Gonzalo Banda

El enfrenta una decadencia bastante evidente, muchos congresistas y el Gobierno se saben impopulares y, aun así, ni siquiera buscan convencernos de sus mentiras, sino aprovecharse del cargo para construir una red que les asegure impunidad. Sus predecesores siquiera deseaban la política como vanidad, en el sentido más weberiano de la ambición del político; los recientes solo desean el intercambio patrimonial y que nadie los pueda condenar. Alexis de Tocqueville tenía una regla inobjetable, si una sociedad quería permanecer civilizada, el desarrollo del arte de asociarse debía crecer al mismo ritmo que la sociedad crecía en derechos. Cuando eso no sucedía, emergía la decadencia política.
_ _ _
▶ **Enunciado A**
Vuelve a escribir tal cual las líneas del listado, empezando por la primera y terminando en la que contiene "code-editor[interactable]: 1import marimo".

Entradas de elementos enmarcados
_ _ _
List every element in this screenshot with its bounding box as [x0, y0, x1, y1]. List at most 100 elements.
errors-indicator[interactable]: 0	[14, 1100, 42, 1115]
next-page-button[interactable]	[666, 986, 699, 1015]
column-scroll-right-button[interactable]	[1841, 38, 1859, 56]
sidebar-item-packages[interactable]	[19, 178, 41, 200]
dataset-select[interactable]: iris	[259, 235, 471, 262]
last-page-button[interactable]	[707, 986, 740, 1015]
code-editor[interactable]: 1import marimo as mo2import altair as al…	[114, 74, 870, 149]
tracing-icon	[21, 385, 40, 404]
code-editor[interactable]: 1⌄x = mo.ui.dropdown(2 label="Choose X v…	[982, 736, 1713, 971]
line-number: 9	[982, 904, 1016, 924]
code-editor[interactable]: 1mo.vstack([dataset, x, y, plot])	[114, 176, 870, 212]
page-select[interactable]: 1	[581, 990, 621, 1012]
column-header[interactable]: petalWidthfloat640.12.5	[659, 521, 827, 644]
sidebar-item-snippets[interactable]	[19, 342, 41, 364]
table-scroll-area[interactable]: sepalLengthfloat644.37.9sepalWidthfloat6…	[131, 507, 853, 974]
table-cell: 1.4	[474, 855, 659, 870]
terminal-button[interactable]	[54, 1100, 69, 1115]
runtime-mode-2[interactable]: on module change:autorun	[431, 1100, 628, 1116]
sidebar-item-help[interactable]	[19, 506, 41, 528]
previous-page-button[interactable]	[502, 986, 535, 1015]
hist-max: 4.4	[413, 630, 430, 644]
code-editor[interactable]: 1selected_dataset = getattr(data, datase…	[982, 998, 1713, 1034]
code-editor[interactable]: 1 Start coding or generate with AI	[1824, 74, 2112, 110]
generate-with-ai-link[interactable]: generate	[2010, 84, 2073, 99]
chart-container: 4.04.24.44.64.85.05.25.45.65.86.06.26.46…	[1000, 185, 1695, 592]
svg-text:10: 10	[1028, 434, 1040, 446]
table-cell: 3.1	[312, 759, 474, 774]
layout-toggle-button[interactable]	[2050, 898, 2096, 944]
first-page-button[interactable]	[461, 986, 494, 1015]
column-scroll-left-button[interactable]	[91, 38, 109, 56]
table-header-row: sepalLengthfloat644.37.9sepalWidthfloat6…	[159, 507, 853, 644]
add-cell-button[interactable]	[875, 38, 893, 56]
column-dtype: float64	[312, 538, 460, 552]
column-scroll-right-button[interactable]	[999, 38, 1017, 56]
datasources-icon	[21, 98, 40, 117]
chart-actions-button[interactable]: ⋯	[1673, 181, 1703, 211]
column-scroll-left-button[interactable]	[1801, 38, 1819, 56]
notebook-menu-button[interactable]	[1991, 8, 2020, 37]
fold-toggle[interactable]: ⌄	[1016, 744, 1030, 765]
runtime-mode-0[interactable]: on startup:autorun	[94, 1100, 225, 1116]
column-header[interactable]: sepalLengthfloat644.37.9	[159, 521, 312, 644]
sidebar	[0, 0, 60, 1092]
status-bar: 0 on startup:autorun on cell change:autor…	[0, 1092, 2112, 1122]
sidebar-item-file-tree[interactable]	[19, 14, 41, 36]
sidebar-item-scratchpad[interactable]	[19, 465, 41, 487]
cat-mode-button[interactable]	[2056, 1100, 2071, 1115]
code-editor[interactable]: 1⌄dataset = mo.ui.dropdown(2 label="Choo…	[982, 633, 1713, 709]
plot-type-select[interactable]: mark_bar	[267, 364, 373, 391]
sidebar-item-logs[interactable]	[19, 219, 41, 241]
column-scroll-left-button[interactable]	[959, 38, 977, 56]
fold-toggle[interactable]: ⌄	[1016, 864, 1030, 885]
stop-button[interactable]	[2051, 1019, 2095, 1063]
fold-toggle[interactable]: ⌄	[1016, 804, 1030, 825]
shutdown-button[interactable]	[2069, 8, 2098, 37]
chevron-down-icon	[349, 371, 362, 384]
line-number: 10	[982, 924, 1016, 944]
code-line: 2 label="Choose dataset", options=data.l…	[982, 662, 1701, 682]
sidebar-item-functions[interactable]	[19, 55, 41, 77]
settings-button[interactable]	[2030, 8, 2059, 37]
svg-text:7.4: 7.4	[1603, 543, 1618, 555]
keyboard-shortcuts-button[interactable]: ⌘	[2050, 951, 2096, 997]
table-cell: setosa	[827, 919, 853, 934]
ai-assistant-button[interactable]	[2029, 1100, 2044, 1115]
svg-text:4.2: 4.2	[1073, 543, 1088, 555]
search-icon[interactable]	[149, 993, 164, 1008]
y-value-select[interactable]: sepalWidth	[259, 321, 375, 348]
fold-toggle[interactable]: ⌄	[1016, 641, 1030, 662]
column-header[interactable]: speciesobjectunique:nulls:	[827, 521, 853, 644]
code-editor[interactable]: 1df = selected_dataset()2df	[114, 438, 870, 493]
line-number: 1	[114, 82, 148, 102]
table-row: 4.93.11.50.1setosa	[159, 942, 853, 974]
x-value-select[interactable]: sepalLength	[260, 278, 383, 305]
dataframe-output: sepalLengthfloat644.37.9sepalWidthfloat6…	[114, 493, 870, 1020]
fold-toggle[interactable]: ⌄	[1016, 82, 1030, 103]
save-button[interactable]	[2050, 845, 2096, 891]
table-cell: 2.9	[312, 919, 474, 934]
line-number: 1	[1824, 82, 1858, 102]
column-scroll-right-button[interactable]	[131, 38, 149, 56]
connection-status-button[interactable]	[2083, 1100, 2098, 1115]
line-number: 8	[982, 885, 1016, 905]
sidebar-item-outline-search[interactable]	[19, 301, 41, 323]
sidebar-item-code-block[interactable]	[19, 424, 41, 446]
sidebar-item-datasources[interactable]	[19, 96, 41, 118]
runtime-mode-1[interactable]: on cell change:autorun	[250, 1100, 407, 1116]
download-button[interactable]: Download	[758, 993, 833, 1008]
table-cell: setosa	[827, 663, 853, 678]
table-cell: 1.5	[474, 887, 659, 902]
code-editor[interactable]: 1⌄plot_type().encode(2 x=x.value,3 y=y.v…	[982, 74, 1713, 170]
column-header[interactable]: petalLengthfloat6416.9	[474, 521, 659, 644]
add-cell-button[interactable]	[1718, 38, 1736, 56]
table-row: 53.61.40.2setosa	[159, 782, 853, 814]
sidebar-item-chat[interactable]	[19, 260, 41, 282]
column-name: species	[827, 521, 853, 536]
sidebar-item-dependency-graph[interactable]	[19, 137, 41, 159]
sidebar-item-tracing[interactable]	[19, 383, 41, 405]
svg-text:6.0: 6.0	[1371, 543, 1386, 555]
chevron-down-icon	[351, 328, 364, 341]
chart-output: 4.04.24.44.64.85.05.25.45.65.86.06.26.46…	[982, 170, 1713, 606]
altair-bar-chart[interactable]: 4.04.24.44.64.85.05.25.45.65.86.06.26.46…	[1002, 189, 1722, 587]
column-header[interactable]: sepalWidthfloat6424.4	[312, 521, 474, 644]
_ _ _
▶ **Enunciado B**
Enumera, en el orden en que aparecen, las palabras del fragmento que terminan en «-ía» con tilde.

▶ **Resultado A**
List every element in this screenshot with its bounding box as [x0, y0, x1, y1]. List at most 100 elements.
errors-indicator[interactable]: 0	[14, 1100, 42, 1115]
next-page-button[interactable]	[666, 986, 699, 1015]
column-scroll-right-button[interactable]	[1841, 38, 1859, 56]
sidebar-item-packages[interactable]	[19, 178, 41, 200]
dataset-select[interactable]: iris	[259, 235, 471, 262]
last-page-button[interactable]	[707, 986, 740, 1015]
code-editor[interactable]: 1import marimo as mo2import altair as al…	[114, 74, 870, 149]

▶ **Resultado B**
tenía, quería, debía, crecía, sucedía, emergía